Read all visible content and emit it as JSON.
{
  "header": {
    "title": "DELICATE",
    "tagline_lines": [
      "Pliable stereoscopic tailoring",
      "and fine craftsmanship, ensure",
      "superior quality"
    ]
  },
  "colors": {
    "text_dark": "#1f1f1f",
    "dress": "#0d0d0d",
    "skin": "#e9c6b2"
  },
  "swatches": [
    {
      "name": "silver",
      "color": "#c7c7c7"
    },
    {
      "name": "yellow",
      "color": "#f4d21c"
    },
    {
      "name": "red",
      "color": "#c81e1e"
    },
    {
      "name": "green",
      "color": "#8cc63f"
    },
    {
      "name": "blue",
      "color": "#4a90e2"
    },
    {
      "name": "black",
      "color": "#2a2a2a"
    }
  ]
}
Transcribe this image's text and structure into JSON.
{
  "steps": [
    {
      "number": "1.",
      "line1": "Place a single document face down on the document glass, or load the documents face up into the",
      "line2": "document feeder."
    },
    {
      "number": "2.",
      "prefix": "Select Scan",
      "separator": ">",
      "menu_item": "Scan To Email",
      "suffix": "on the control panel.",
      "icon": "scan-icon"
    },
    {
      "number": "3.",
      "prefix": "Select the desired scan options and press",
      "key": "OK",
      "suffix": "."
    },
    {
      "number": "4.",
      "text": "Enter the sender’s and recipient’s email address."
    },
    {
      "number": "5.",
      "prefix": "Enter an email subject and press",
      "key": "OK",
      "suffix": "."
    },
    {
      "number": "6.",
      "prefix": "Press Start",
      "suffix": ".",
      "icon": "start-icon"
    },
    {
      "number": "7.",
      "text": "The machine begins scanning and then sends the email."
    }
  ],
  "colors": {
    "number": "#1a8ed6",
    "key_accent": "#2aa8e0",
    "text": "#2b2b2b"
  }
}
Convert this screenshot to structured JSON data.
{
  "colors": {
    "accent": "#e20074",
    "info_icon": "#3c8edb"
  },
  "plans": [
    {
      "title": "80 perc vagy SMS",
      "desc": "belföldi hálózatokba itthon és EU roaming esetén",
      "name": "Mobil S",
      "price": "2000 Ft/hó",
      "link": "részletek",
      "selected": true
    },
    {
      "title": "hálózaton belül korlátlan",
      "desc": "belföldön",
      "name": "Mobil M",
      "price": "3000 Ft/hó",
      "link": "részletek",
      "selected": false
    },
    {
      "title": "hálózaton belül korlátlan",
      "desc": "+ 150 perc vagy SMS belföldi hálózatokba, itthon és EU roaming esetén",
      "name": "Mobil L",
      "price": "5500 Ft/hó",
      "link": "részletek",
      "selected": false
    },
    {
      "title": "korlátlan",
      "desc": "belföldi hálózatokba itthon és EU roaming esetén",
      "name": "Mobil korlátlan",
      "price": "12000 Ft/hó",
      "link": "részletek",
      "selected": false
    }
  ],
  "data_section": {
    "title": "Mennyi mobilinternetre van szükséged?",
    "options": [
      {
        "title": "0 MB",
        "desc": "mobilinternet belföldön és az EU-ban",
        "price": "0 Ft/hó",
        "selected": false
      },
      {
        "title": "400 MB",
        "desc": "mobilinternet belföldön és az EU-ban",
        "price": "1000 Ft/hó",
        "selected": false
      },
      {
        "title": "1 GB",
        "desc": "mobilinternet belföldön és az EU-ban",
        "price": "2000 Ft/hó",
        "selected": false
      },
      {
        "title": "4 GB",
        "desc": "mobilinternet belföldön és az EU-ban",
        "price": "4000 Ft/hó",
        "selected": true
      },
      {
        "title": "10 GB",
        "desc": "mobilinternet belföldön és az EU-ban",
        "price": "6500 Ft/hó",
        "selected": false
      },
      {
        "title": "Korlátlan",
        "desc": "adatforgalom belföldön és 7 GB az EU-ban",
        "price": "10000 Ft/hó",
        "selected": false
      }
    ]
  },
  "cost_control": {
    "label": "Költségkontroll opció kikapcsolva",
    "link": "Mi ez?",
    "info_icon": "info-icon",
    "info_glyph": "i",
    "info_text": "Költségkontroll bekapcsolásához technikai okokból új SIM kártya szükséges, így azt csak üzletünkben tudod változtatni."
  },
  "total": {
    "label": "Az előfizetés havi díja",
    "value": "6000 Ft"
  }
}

-*-

**Given exercise:** Reproduce the full set of records precisely.

**Task response:**
Read all visible content and emit it as JSON.
{
  "header": {
    "title": "DELICATE",
    "tagline_lines": [
      "Pliable stereoscopic tailoring",
      "and fine craftsmanship, ensure",
      "superior quality"
    ]
  },
  "colors": {
    "text_dark": "#1f1f1f",
    "dress": "#0d0d0d",
    "skin": "#e9c6b2"
  },
  "swatches": [
    {
      "name": "silver",
      "color": "#c7c7c7"
    },
    {
      "name": "yellow",
      "color": "#f4d21c"
    },
    {
      "name": "red",
      "color": "#c81e1e"
    },
    {
      "name": "green",
      "color": "#8cc63f"
    },
    {
      "name": "blue",
      "color": "#4a90e2"
    },
    {
      "name": "black",
      "color": "#2a2a2a"
    }
  ]
}
Transcribe this image's text and structure into JSON.
{
  "steps": [
    {
      "number": "1.",
      "line1": "Place a single document face down on the document glass, or load the documents face up into the",
      "line2": "document feeder."
    },
    {
      "number": "2.",
      "prefix": "Select Scan",
      "separator": ">",
      "menu_item": "Scan To Email",
      "suffix": "on the control panel.",
      "icon": "scan-icon"
    },
    {
      "number": "3.",
      "prefix": "Select the desired scan options and press",
      "key": "OK",
      "suffix": "."
    },
    {
      "number": "4.",
      "text": "Enter the sender’s and recipient’s email address."
    },
    {
      "number": "5.",
      "prefix": "Enter an email subject and press",
      "key": "OK",
      "suffix": "."
    },
    {
      "number": "6.",
      "prefix": "Press Start",
      "suffix": ".",
      "icon": "start-icon"
    },
    {
      "number": "7.",
      "text": "The machine begins scanning and then sends the email."
    }
  ],
  "colors": {
    "number": "#1a8ed6",
    "key_accent": "#2aa8e0",
    "text": "#2b2b2b"
  }
}
Convert this screenshot to structured JSON data.
{
  "colors": {
    "accent": "#e20074",
    "info_icon": "#3c8edb"
  },
  "plans": [
    {
      "title": "80 perc vagy SMS",
      "desc": "belföldi hálózatokba itthon és EU roaming esetén",
      "name": "Mobil S",
      "price": "2000 Ft/hó",
      "link": "részletek",
      "selected": true
    },
    {
      "title": "hálózaton belül korlátlan",
      "desc": "belföldön",
      "name": "Mobil M",
      "price": "3000 Ft/hó",
      "link": "részletek",
      "selected": false
    },
    {
      "title": "hálózaton belül korlátlan",
      "desc": "+ 150 perc vagy SMS belföldi hálózatokba, itthon és EU roaming esetén",
      "name": "Mobil L",
      "price": "5500 Ft/hó",
      "link": "részletek",
      "selected": false
    },
    {
      "title": "korlátlan",
      "desc": "belföldi hálózatokba itthon és EU roaming esetén",
      "name": "Mobil korlátlan",
      "price": "12000 Ft/hó",
      "link": "részletek",
      "selected": false
    }
  ],
  "data_section": {
    "title": "Mennyi mobilinternetre van szükséged?",
    "options": [
      {
        "title": "0 MB",
        "desc": "mobilinternet belföldön és az EU-ban",
        "price": "0 Ft/hó",
        "selected": false
      },
      {
        "title": "400 MB",
        "desc": "mobilinternet belföldön és az EU-ban",
        "price": "1000 Ft/hó",
        "selected": false
      },
      {
        "title": "1 GB",
        "desc": "mobilinternet belföldön és az EU-ban",
        "price": "2000 Ft/hó",
        "selected": false
      },
      {
        "title": "4 GB",
        "desc": "mobilinternet belföldön és az EU-ban",
        "price": "4000 Ft/hó",
        "selected": true
      },
      {
        "title": "10 GB",
        "desc": "mobilinternet belföldön és az EU-ban",
        "price": "6500 Ft/hó",
        "selected": false
      },
      {
        "title": "Korlátlan",
        "desc": "adatforgalom belföldön és 7 GB az EU-ban",
        "price": "10000 Ft/hó",
        "selected": false
      }
    ]
  },
  "cost_control": {
    "label": "Költségkontroll opció kikapcsolva",
    "link": "Mi ez?",
    "info_icon": "info-icon",
    "info_glyph": "i",
    "info_text": "Költségkontroll bekapcsolásához technikai okokból új SIM kártya szükséges, így azt csak üzletünkben tudod változtatni."
  },
  "total": {
    "label": "Az előfizetés havi díja",
    "value": "6000 Ft"
  }
}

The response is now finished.